## start PROVIDED MATERIAL

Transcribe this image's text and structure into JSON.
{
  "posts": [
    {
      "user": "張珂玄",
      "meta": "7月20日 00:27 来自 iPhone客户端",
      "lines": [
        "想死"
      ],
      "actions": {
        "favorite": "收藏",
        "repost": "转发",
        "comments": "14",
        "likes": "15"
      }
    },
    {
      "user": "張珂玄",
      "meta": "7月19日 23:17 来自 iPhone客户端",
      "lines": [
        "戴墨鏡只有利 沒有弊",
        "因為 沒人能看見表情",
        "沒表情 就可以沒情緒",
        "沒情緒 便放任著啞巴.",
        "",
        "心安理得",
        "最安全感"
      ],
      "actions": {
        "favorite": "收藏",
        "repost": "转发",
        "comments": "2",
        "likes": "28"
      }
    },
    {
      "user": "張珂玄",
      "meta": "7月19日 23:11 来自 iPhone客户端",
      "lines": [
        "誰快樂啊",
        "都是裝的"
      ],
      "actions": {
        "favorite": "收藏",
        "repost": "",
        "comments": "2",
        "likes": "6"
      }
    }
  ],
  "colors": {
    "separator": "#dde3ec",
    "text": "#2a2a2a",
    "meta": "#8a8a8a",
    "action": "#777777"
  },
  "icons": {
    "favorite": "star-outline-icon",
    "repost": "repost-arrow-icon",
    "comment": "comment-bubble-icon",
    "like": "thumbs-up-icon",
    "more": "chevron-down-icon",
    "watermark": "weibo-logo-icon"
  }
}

## end PROVIDED MATERIAL

• [DIRECTIONS]:
Give the data again, exactly as it stands.

• [WORKED SOLUTION]:
Transcribe this image's text and structure into JSON.
{
  "posts": [
    {
      "user": "張珂玄",
      "meta": "7月20日 00:27 来自 iPhone客户端",
      "lines": [
        "想死"
      ],
      "actions": {
        "favorite": "收藏",
        "repost": "转发",
        "comments": "14",
        "likes": "15"
      }
    },
    {
      "user": "張珂玄",
      "meta": "7月19日 23:17 来自 iPhone客户端",
      "lines": [
        "戴墨鏡只有利 沒有弊",
        "因為 沒人能看見表情",
        "沒表情 就可以沒情緒",
        "沒情緒 便放任著啞巴.",
        "",
        "心安理得",
        "最安全感"
      ],
      "actions": {
        "favorite": "收藏",
        "repost": "转发",
        "comments": "2",
        "likes": "28"
      }
    },
    {
      "user": "張珂玄",
      "meta": "7月19日 23:11 来自 iPhone客户端",
      "lines": [
        "誰快樂啊",
        "都是裝的"
      ],
      "actions": {
        "favorite": "收藏",
        "repost": "",
        "comments": "2",
        "likes": "6"
      }
    }
  ],
  "colors": {
    "separator": "#dde3ec",
    "text": "#2a2a2a",
    "meta": "#8a8a8a",
    "action": "#777777"
  },
  "icons": {
    "favorite": "star-outline-icon",
    "repost": "repost-arrow-icon",
    "comment": "comment-bubble-icon",
    "like": "thumbs-up-icon",
    "more": "chevron-down-icon",
    "watermark": "weibo-logo-icon"
  }
}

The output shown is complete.